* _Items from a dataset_
☆ ☆ ☆ ☆ ☆
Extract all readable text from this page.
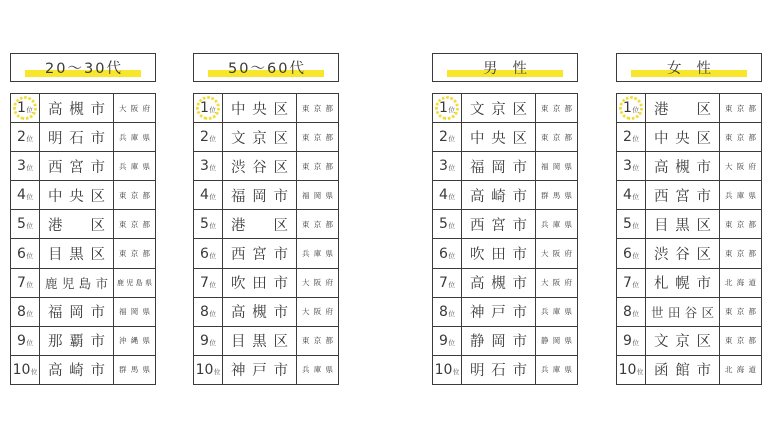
20～30代
1 位 高 槻 市 大 阪 府
2 位 明 石 市 兵 庫 県
3 位 西 宮 市 兵 庫 県
4 位 中 央 区 東 京 都
5 位 港 区 東 京 都
6 位 目 黒 区 東 京 都
7 位 鹿 児 島 市 鹿 児 島 県
8 位 福 岡 市 福 岡 県
9 位 那 覇 市 沖 縄 県
10 位 高 崎 市 群 馬 県
50～60代
1 位 中 央 区 東 京 都
2 位 文 京 区 東 京 都
3 位 渋 谷 区 東 京 都
4 位 福 岡 市 福 岡 県
5 位 港 区 東 京 都
6 位 西 宮 市 兵 庫 県
7 位 吹 田 市 大 阪 府
8 位 高 槻 市 大 阪 府
9 位 目 黒 区 東 京 都
10 位 神 戸 市 兵 庫 県
男性
1 位 文 京 区 東 京 都
2 位 中 央 区 東 京 都
3 位 福 岡 市 福 岡 県
4 位 高 崎 市 群 馬 県
5 位 西 宮 市 兵 庫 県
6 位 吹 田 市 大 阪 府
7 位 高 槻 市 大 阪 府
8 位 神 戸 市 兵 庫 県
9 位 静 岡 市 静 岡 県
10 位 明 石 市 兵 庫 県
女性
1 位 港 区 東 京 都
2 位 中 央 区 東 京 都
3 位 高 槻 市 大 阪 府
4 位 西 宮 市 兵 庫 県
5 位 目 黒 区 東 京 都
6 位 渋 谷 区 東 京 都
7 位 札 幌 市 北 海 道
8 位 世 田 谷 区 東 京 都
9 位 文 京 区 東 京 都
10 位 函 館 市 北 海 道
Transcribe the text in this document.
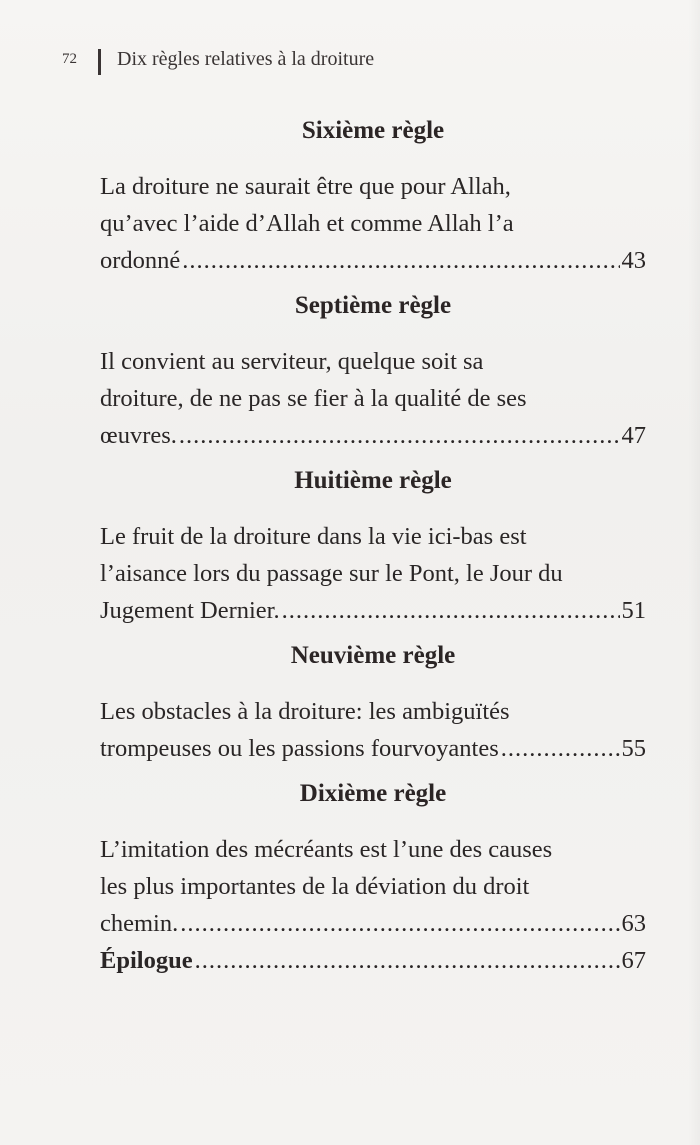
72	Dix règles relatives à la droiture
Sixième règle
La droiture ne saurait être que pour Allah,
qu’avec l’aide d’Allah et comme Allah l’a
ordonné .....	43
Septième règle
Il convient au serviteur, quelque soit sa
droiture, de ne pas se fier à la qualité de ses
œuvres. .....	47
Huitième règle
Le fruit de la droiture dans la vie ici-bas est
l’aisance lors du passage sur le Pont, le Jour du
Jugement Dernier. .....	51
Neuvième règle
Les obstacles à la droiture: les ambiguïtés
trompeuses ou les passions fourvoyantes .....	55
Dixième règle
L’imitation des mécréants est l’une des causes
les plus importantes de la déviation du droit
chemin. .....	63
Épilogue .....	67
☆ ☆ ☆ ☆ ☆
* _Problem statement_
Among the entries above, how many lines include the word "Allah"? Give the number with no comment.

* _Solution_
2